→ Requirement
Copy out the material below in full, but not its images.

→ Records to process
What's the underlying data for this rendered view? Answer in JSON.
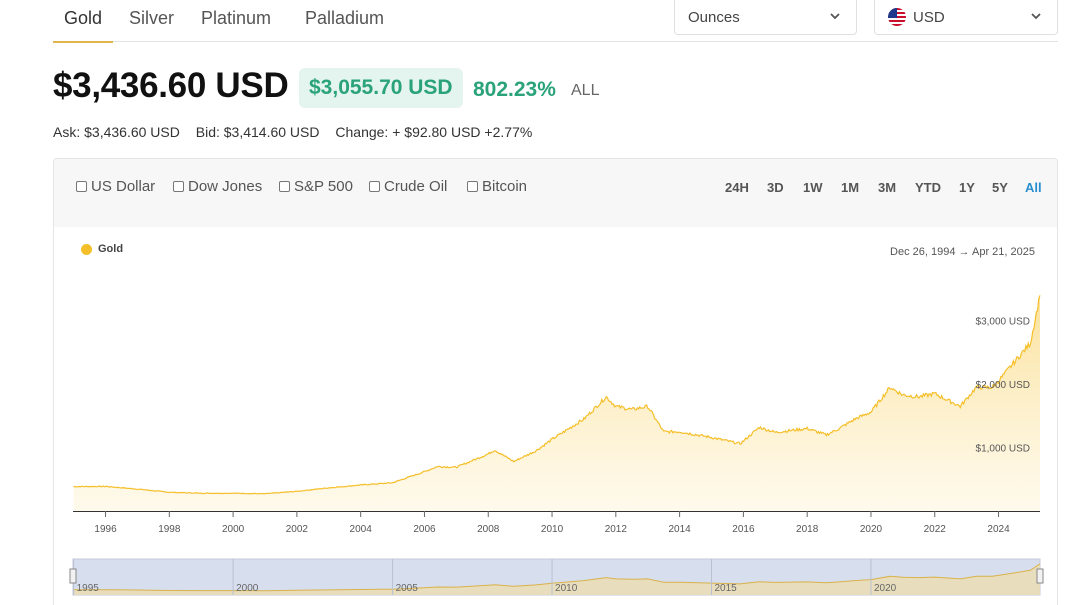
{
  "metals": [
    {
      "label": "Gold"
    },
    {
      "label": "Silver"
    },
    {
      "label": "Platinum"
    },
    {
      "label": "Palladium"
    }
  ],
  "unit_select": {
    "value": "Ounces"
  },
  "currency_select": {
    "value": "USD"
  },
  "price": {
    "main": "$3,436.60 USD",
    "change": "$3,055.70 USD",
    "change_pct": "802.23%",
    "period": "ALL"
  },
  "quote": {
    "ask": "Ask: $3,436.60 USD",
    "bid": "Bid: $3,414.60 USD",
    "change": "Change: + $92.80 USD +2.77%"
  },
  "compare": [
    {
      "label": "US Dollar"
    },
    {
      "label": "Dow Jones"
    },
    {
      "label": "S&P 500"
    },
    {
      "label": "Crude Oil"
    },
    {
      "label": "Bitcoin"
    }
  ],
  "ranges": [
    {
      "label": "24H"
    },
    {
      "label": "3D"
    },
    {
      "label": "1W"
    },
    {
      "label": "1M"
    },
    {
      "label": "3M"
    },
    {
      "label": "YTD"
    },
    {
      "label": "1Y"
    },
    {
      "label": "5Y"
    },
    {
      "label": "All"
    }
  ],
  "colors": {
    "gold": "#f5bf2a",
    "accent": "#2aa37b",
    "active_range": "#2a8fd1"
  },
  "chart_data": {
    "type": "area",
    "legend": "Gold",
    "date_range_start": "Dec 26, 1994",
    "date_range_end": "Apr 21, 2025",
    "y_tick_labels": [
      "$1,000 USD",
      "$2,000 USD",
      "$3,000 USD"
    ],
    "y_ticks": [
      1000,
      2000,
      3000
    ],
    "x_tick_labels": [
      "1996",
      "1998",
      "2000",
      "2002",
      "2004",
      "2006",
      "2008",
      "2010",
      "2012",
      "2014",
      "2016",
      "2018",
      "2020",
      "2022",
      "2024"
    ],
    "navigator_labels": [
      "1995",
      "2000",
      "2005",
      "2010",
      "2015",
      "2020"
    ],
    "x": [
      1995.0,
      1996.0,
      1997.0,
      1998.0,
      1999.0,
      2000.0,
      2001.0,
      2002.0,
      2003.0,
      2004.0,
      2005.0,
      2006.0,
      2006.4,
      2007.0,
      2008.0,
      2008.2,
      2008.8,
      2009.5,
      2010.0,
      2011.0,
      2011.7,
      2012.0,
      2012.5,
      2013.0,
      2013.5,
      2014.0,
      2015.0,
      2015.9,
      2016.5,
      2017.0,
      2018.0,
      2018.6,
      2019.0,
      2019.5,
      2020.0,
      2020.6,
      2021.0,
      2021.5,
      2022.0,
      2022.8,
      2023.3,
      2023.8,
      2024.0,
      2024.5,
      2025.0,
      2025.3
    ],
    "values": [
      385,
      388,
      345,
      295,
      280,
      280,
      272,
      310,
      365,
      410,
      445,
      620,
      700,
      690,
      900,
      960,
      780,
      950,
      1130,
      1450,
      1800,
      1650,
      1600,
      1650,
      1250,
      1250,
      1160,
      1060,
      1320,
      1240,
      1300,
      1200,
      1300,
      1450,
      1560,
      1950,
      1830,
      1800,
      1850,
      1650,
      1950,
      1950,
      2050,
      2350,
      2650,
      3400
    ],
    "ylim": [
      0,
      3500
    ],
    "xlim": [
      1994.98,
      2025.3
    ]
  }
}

→ Written reply
What's the underlying data for this rendered view? Answer in JSON.
{
  "metals": [
    {
      "label": "Gold"
    },
    {
      "label": "Silver"
    },
    {
      "label": "Platinum"
    },
    {
      "label": "Palladium"
    }
  ],
  "unit_select": {
    "value": "Ounces"
  },
  "currency_select": {
    "value": "USD"
  },
  "price": {
    "main": "$3,436.60 USD",
    "change": "$3,055.70 USD",
    "change_pct": "802.23%",
    "period": "ALL"
  },
  "quote": {
    "ask": "Ask: $3,436.60 USD",
    "bid": "Bid: $3,414.60 USD",
    "change": "Change: + $92.80 USD +2.77%"
  },
  "compare": [
    {
      "label": "US Dollar"
    },
    {
      "label": "Dow Jones"
    },
    {
      "label": "S&P 500"
    },
    {
      "label": "Crude Oil"
    },
    {
      "label": "Bitcoin"
    }
  ],
  "ranges": [
    {
      "label": "24H"
    },
    {
      "label": "3D"
    },
    {
      "label": "1W"
    },
    {
      "label": "1M"
    },
    {
      "label": "3M"
    },
    {
      "label": "YTD"
    },
    {
      "label": "1Y"
    },
    {
      "label": "5Y"
    },
    {
      "label": "All"
    }
  ],
  "colors": {
    "gold": "#f5bf2a",
    "accent": "#2aa37b",
    "active_range": "#2a8fd1"
  },
  "chart_data": {
    "type": "area",
    "legend": "Gold",
    "date_range_start": "Dec 26, 1994",
    "date_range_end": "Apr 21, 2025",
    "y_tick_labels": [
      "$1,000 USD",
      "$2,000 USD",
      "$3,000 USD"
    ],
    "y_ticks": [
      1000,
      2000,
      3000
    ],
    "x_tick_labels": [
      "1996",
      "1998",
      "2000",
      "2002",
      "2004",
      "2006",
      "2008",
      "2010",
      "2012",
      "2014",
      "2016",
      "2018",
      "2020",
      "2022",
      "2024"
    ],
    "navigator_labels": [
      "1995",
      "2000",
      "2005",
      "2010",
      "2015",
      "2020"
    ],
    "x": [
      1995.0,
      1996.0,
      1997.0,
      1998.0,
      1999.0,
      2000.0,
      2001.0,
      2002.0,
      2003.0,
      2004.0,
      2005.0,
      2006.0,
      2006.4,
      2007.0,
      2008.0,
      2008.2,
      2008.8,
      2009.5,
      2010.0,
      2011.0,
      2011.7,
      2012.0,
      2012.5,
      2013.0,
      2013.5,
      2014.0,
      2015.0,
      2015.9,
      2016.5,
      2017.0,
      2018.0,
      2018.6,
      2019.0,
      2019.5,
      2020.0,
      2020.6,
      2021.0,
      2021.5,
      2022.0,
      2022.8,
      2023.3,
      2023.8,
      2024.0,
      2024.5,
      2025.0,
      2025.3
    ],
    "values": [
      385,
      388,
      345,
      295,
      280,
      280,
      272,
      310,
      365,
      410,
      445,
      620,
      700,
      690,
      900,
      960,
      780,
      950,
      1130,
      1450,
      1800,
      1650,
      1600,
      1650,
      1250,
      1250,
      1160,
      1060,
      1320,
      1240,
      1300,
      1200,
      1300,
      1450,
      1560,
      1950,
      1830,
      1800,
      1850,
      1650,
      1950,
      1950,
      2050,
      2350,
      2650,
      3400
    ],
    "ylim": [
      0,
      3500
    ],
    "xlim": [
      1994.98,
      2025.3
    ]
  }
}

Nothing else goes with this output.